• _Aim_: Copy out each line in the material below that has the word "this".

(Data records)
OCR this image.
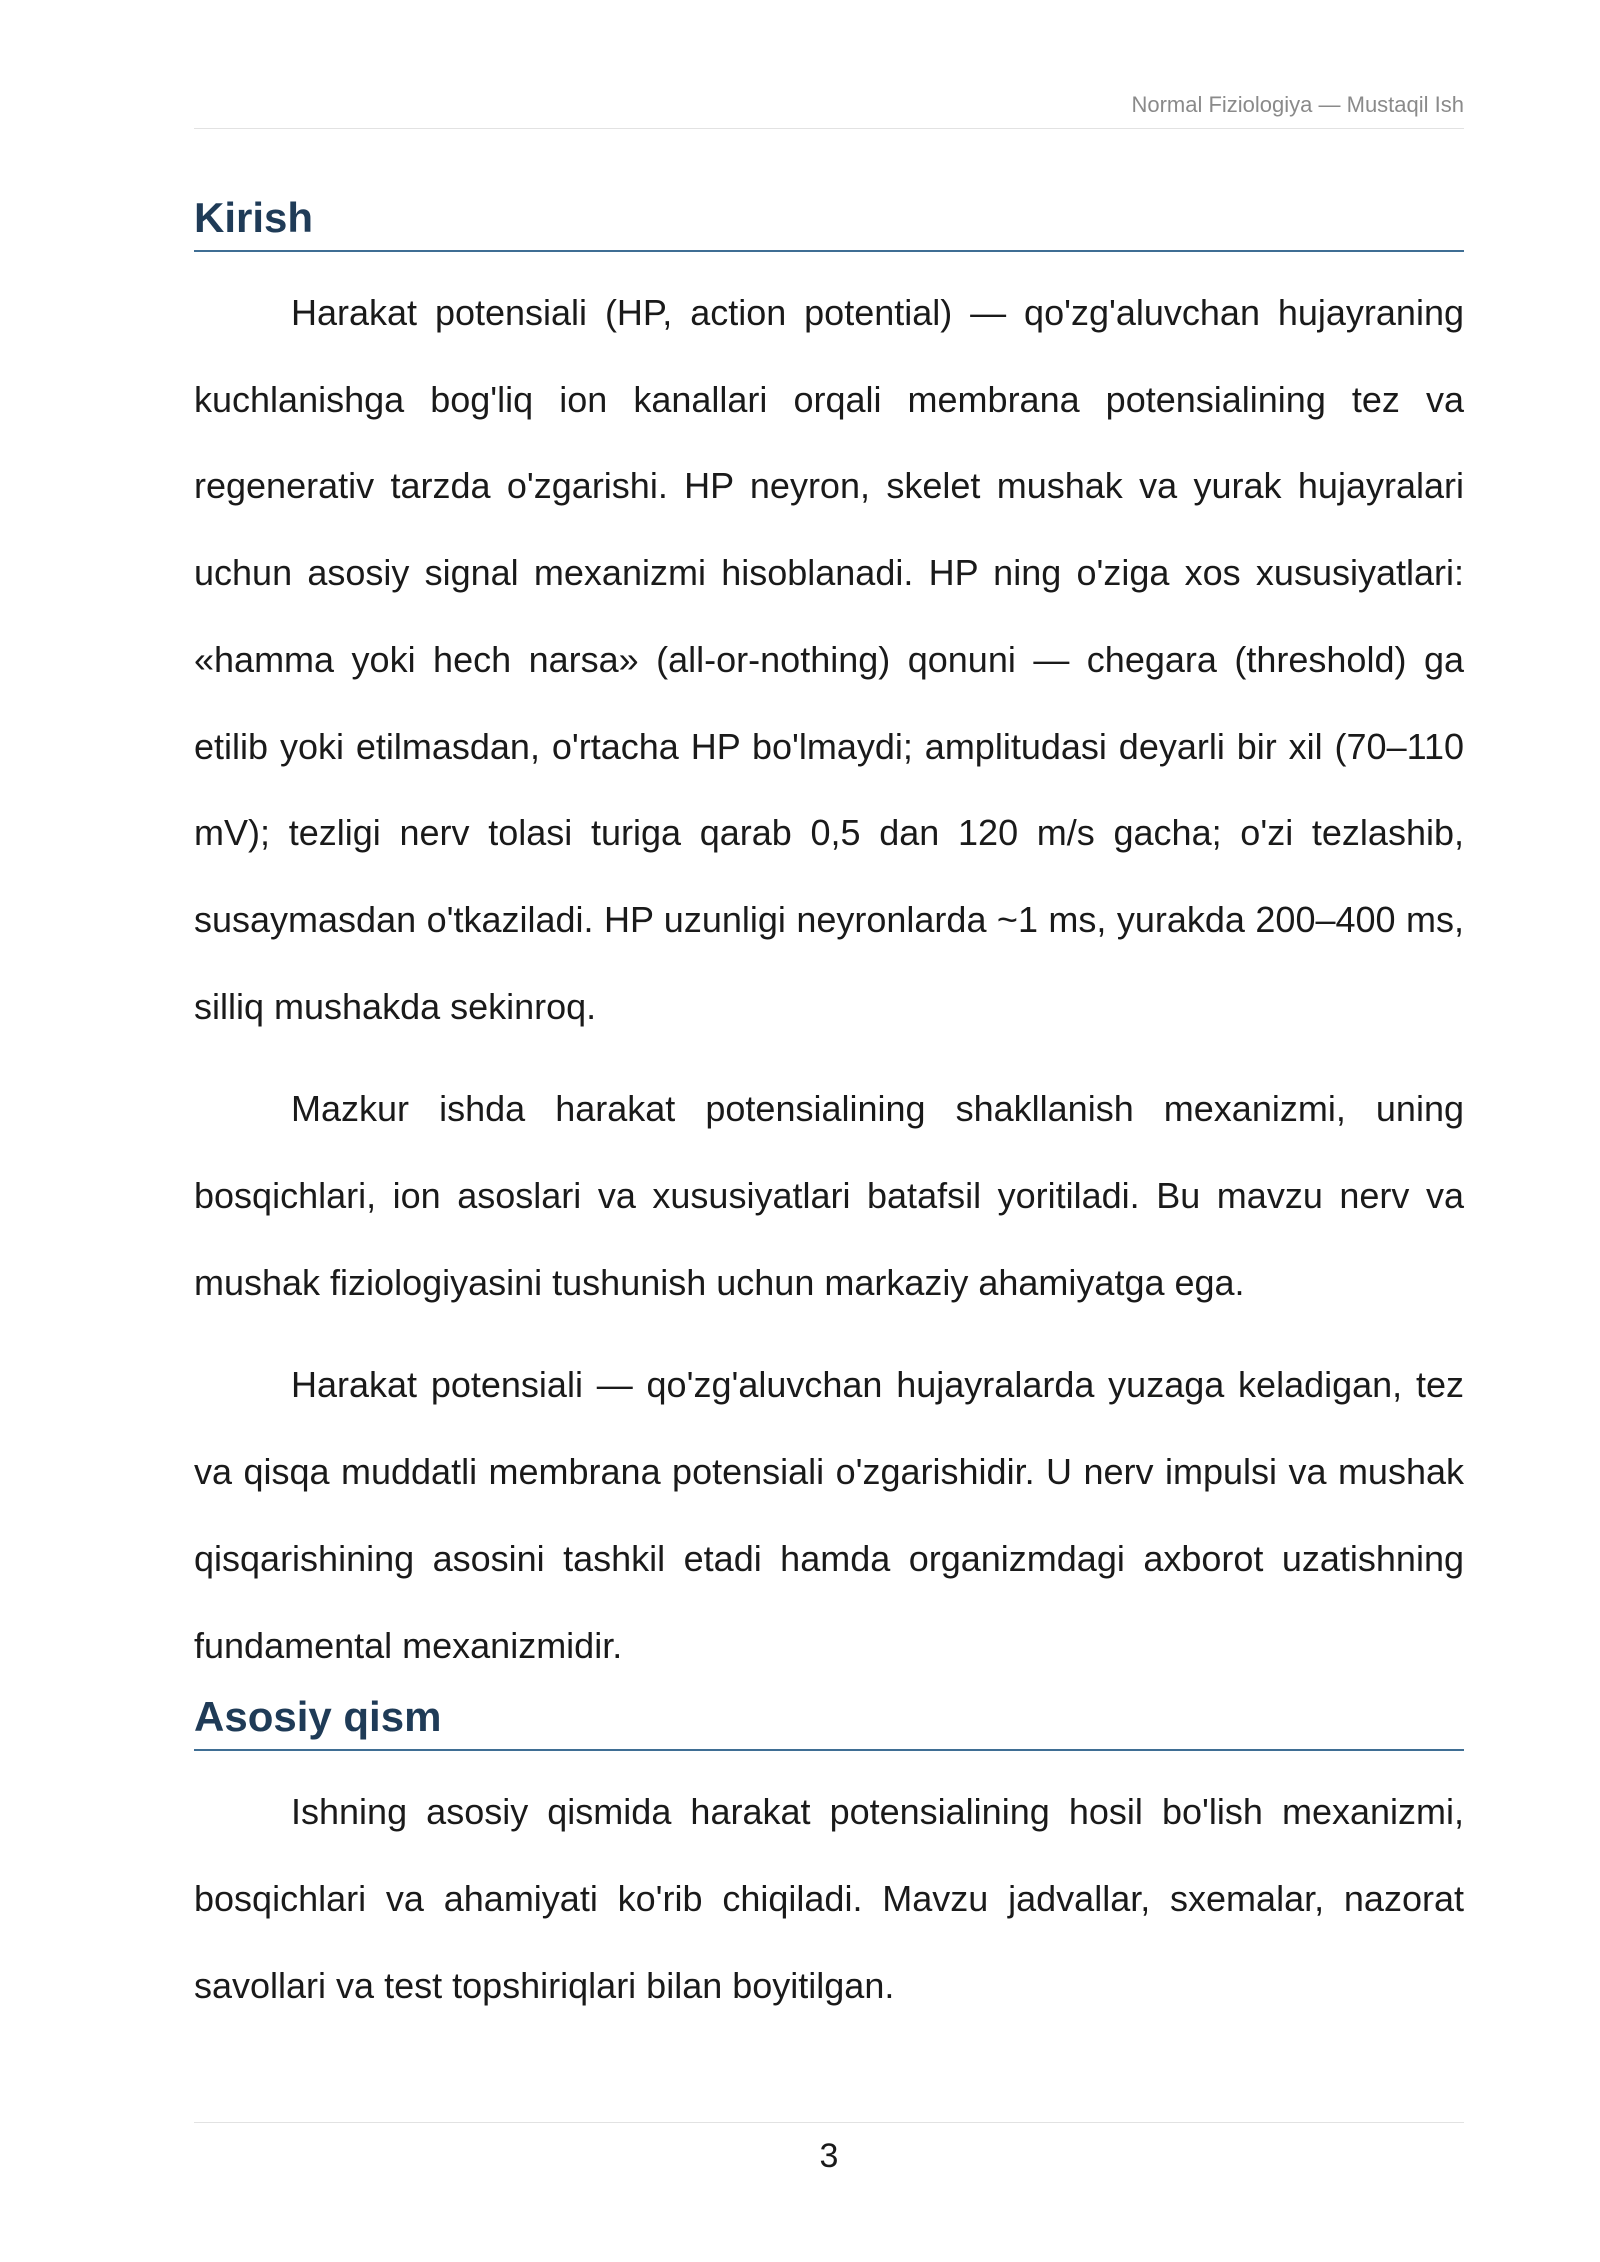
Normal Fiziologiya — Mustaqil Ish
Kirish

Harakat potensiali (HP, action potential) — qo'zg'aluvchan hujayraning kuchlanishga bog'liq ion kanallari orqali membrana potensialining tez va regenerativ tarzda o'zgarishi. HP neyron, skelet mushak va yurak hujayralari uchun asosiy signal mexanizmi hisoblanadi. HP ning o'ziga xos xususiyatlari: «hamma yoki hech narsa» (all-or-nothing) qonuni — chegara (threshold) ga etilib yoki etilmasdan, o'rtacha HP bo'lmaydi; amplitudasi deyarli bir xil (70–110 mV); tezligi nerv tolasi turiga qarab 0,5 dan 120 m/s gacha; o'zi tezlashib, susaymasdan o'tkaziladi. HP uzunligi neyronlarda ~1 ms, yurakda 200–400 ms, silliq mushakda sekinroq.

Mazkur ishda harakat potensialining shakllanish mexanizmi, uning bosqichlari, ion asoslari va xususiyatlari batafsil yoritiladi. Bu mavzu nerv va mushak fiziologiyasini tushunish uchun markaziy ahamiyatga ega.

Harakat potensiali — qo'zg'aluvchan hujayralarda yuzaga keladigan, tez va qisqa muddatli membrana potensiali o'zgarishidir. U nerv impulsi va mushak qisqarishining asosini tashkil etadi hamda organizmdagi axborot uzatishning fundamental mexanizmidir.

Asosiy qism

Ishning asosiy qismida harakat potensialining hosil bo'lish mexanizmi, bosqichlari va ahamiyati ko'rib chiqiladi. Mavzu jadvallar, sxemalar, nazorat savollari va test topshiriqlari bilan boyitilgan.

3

* * *

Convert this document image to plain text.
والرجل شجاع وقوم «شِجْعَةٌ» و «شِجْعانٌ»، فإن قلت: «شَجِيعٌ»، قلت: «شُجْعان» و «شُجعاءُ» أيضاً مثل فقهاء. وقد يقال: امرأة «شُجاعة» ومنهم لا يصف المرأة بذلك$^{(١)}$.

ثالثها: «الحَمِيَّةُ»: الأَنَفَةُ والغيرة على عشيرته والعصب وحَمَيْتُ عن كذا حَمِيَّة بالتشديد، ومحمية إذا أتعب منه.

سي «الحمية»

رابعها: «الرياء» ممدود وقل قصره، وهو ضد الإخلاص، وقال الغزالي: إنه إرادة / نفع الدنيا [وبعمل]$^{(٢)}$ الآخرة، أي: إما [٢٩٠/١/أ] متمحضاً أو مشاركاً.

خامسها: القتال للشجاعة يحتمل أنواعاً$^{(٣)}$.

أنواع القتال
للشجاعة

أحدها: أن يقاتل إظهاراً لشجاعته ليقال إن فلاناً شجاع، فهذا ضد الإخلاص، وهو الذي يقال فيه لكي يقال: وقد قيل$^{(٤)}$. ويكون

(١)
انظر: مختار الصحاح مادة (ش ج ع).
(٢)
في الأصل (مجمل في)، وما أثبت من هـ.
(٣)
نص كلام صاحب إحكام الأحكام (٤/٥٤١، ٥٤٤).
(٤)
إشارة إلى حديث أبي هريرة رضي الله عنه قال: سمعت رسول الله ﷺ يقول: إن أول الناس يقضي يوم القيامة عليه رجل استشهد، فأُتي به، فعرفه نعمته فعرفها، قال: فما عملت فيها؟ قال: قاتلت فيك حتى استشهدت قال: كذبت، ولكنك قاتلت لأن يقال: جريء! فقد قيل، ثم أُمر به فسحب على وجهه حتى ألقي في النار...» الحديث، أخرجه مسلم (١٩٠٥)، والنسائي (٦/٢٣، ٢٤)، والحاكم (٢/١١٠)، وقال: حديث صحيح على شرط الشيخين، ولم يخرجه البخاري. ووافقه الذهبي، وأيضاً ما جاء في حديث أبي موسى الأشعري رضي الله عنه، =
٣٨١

• _Correct answer_:
OCR this image.
Convert this document image to plain text.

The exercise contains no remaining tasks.